======== DATASET RECORDS
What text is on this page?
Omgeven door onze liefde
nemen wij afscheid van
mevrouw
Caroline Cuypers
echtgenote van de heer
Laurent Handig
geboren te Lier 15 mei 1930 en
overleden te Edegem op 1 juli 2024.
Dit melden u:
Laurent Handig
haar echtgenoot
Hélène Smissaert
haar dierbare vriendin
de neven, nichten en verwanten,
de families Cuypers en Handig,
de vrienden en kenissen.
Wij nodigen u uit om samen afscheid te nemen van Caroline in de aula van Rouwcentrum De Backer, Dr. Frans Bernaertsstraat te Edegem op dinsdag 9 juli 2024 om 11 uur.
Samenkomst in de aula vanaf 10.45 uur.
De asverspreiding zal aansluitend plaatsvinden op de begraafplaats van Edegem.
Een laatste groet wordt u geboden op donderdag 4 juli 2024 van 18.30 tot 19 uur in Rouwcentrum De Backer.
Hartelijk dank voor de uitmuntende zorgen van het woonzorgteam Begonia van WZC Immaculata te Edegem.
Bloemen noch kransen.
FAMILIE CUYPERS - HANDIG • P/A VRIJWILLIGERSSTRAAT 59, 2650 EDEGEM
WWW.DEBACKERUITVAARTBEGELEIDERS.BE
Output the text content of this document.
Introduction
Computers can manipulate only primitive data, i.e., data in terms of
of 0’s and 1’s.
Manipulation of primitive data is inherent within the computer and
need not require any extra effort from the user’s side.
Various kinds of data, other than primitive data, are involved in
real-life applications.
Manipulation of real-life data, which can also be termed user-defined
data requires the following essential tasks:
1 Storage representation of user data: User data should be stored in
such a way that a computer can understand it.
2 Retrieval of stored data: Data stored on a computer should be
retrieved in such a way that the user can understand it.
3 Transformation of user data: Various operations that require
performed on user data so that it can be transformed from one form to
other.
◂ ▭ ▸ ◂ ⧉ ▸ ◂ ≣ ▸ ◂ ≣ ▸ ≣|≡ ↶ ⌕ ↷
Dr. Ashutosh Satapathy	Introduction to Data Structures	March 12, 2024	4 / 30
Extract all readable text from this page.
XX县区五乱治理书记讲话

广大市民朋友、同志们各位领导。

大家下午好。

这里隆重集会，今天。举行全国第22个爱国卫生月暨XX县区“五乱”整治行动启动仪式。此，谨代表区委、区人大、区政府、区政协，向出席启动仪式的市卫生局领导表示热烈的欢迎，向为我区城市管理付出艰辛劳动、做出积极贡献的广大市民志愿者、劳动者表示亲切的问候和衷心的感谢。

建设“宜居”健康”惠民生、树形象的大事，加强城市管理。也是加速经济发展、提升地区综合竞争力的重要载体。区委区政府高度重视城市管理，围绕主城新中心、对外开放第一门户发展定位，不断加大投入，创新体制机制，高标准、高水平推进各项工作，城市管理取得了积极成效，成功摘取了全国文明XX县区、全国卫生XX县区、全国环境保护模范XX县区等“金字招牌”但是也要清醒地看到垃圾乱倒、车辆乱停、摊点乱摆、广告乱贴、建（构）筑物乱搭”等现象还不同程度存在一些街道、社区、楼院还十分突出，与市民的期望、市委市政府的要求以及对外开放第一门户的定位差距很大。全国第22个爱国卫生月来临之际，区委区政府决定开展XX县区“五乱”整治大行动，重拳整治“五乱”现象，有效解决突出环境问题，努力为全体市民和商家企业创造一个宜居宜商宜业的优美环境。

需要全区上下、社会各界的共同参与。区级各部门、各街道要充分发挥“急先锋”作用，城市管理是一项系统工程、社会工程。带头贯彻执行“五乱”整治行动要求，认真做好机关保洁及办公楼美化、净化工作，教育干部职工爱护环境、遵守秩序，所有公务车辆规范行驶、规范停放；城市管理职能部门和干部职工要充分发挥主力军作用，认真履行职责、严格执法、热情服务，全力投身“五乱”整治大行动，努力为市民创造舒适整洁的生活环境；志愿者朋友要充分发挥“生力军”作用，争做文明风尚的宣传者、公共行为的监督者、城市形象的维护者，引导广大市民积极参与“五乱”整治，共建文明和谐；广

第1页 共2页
================
*EXERCISE TASK*:
Count how many lines above contain the word "text". Reply with the number alone.

*COMPLETED EXERCISE*:
3